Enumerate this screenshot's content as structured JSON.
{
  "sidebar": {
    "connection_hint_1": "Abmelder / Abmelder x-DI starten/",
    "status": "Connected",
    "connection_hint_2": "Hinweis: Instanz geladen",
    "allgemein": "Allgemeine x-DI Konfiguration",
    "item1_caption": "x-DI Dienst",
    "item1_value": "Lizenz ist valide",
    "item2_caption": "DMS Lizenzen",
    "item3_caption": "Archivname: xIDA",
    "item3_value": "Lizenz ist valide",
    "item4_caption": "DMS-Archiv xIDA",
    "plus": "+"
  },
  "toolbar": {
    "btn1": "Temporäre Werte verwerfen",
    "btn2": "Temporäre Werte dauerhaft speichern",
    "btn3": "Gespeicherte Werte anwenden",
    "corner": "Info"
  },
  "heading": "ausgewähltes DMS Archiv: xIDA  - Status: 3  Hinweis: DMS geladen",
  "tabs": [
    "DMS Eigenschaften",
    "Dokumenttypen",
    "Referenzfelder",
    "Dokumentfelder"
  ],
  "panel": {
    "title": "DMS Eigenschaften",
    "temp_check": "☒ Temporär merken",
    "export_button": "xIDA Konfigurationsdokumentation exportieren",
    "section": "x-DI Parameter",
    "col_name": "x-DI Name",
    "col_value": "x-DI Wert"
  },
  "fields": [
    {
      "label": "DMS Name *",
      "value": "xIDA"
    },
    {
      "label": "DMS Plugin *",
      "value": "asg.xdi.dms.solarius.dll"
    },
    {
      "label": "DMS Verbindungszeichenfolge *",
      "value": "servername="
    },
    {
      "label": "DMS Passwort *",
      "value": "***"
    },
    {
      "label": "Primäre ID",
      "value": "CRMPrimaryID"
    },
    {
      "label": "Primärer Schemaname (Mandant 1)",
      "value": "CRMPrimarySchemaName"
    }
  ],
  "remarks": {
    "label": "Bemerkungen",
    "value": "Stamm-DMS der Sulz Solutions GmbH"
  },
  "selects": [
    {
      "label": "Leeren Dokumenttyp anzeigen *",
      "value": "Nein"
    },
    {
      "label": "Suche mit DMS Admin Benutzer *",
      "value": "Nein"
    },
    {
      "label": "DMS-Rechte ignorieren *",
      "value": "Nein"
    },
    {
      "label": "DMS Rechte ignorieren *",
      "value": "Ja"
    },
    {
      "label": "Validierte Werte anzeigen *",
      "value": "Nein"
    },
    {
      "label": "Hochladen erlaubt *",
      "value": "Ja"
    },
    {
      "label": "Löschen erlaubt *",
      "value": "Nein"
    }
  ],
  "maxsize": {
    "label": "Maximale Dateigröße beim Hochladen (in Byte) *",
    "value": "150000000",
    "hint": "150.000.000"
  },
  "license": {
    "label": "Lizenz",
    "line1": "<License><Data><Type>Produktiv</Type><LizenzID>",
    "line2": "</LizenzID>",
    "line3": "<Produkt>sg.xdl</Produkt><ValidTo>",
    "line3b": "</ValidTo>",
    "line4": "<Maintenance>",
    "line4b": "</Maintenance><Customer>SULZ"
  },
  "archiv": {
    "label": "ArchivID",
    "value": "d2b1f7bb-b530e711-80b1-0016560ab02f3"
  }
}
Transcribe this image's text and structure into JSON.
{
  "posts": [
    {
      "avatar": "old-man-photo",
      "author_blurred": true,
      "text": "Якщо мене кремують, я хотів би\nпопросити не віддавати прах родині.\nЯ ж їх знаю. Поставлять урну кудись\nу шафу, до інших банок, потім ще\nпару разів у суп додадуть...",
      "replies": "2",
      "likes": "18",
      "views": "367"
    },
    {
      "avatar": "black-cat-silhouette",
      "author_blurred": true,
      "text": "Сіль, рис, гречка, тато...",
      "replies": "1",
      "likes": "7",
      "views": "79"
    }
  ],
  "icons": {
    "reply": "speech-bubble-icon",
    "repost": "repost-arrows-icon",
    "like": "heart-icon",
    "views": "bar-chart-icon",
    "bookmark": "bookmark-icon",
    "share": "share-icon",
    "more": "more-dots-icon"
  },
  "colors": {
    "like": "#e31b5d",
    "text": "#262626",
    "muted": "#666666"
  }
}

Description of the task - Collect the lines of the data that carry the word "geladen".

Expected answer -
    "connection_hint_2": "Hinweis: Instanz geladen",
  "heading": "ausgewähltes DMS Archiv: xIDA  - Status: 3  Hinweis: DMS geladen",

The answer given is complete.